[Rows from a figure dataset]
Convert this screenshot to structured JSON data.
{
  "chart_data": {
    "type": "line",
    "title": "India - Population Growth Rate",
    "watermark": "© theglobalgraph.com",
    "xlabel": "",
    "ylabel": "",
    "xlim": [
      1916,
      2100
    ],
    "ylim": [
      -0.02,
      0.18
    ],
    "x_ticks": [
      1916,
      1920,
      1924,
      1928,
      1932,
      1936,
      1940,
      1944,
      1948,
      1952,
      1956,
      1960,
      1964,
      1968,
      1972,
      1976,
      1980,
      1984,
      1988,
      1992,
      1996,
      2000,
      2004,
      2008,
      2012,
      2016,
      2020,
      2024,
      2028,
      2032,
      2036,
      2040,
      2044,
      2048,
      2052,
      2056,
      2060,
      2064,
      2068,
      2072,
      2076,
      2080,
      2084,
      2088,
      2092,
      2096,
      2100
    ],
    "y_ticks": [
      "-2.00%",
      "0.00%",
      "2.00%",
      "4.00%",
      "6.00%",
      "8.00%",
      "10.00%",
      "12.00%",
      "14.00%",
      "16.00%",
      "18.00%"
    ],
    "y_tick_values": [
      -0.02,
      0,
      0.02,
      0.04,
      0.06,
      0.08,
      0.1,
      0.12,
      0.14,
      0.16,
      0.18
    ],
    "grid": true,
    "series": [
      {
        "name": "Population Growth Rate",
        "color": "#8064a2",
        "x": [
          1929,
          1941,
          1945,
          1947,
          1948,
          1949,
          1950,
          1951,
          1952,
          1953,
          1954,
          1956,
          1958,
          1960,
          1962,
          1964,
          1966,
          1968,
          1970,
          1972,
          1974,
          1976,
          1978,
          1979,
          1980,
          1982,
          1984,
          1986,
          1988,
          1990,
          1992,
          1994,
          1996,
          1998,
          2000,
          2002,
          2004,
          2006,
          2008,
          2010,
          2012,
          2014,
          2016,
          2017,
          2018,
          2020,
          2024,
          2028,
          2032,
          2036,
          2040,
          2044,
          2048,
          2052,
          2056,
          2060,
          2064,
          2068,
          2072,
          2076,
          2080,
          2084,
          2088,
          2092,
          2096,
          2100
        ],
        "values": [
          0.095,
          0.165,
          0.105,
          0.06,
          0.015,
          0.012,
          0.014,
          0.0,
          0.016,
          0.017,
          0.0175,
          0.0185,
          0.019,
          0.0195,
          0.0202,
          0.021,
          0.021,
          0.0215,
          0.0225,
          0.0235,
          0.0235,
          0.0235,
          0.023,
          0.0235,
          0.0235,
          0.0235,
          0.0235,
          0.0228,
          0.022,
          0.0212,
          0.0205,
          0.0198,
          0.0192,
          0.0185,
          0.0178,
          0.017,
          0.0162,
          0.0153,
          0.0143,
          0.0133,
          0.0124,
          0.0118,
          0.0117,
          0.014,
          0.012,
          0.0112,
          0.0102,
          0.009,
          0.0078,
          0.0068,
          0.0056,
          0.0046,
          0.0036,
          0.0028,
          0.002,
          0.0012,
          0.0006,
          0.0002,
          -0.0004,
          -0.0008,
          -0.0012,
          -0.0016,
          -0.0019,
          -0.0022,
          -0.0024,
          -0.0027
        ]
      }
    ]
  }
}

SHORT PROBLEM: Print every record above exactly as written.

COMPLETE RESPONSE:
Convert this screenshot to structured JSON data.
{
  "chart_data": {
    "type": "line",
    "title": "India - Population Growth Rate",
    "watermark": "© theglobalgraph.com",
    "xlabel": "",
    "ylabel": "",
    "xlim": [
      1916,
      2100
    ],
    "ylim": [
      -0.02,
      0.18
    ],
    "x_ticks": [
      1916,
      1920,
      1924,
      1928,
      1932,
      1936,
      1940,
      1944,
      1948,
      1952,
      1956,
      1960,
      1964,
      1968,
      1972,
      1976,
      1980,
      1984,
      1988,
      1992,
      1996,
      2000,
      2004,
      2008,
      2012,
      2016,
      2020,
      2024,
      2028,
      2032,
      2036,
      2040,
      2044,
      2048,
      2052,
      2056,
      2060,
      2064,
      2068,
      2072,
      2076,
      2080,
      2084,
      2088,
      2092,
      2096,
      2100
    ],
    "y_ticks": [
      "-2.00%",
      "0.00%",
      "2.00%",
      "4.00%",
      "6.00%",
      "8.00%",
      "10.00%",
      "12.00%",
      "14.00%",
      "16.00%",
      "18.00%"
    ],
    "y_tick_values": [
      -0.02,
      0,
      0.02,
      0.04,
      0.06,
      0.08,
      0.1,
      0.12,
      0.14,
      0.16,
      0.18
    ],
    "grid": true,
    "series": [
      {
        "name": "Population Growth Rate",
        "color": "#8064a2",
        "x": [
          1929,
          1941,
          1945,
          1947,
          1948,
          1949,
          1950,
          1951,
          1952,
          1953,
          1954,
          1956,
          1958,
          1960,
          1962,
          1964,
          1966,
          1968,
          1970,
          1972,
          1974,
          1976,
          1978,
          1979,
          1980,
          1982,
          1984,
          1986,
          1988,
          1990,
          1992,
          1994,
          1996,
          1998,
          2000,
          2002,
          2004,
          2006,
          2008,
          2010,
          2012,
          2014,
          2016,
          2017,
          2018,
          2020,
          2024,
          2028,
          2032,
          2036,
          2040,
          2044,
          2048,
          2052,
          2056,
          2060,
          2064,
          2068,
          2072,
          2076,
          2080,
          2084,
          2088,
          2092,
          2096,
          2100
        ],
        "values": [
          0.095,
          0.165,
          0.105,
          0.06,
          0.015,
          0.012,
          0.014,
          0.0,
          0.016,
          0.017,
          0.0175,
          0.0185,
          0.019,
          0.0195,
          0.0202,
          0.021,
          0.021,
          0.0215,
          0.0225,
          0.0235,
          0.0235,
          0.0235,
          0.023,
          0.0235,
          0.0235,
          0.0235,
          0.0235,
          0.0228,
          0.022,
          0.0212,
          0.0205,
          0.0198,
          0.0192,
          0.0185,
          0.0178,
          0.017,
          0.0162,
          0.0153,
          0.0143,
          0.0133,
          0.0124,
          0.0118,
          0.0117,
          0.014,
          0.012,
          0.0112,
          0.0102,
          0.009,
          0.0078,
          0.0068,
          0.0056,
          0.0046,
          0.0036,
          0.0028,
          0.002,
          0.0012,
          0.0006,
          0.0002,
          -0.0004,
          -0.0008,
          -0.0012,
          -0.0016,
          -0.0019,
          -0.0022,
          -0.0024,
          -0.0027
        ]
      }
    ]
  }
}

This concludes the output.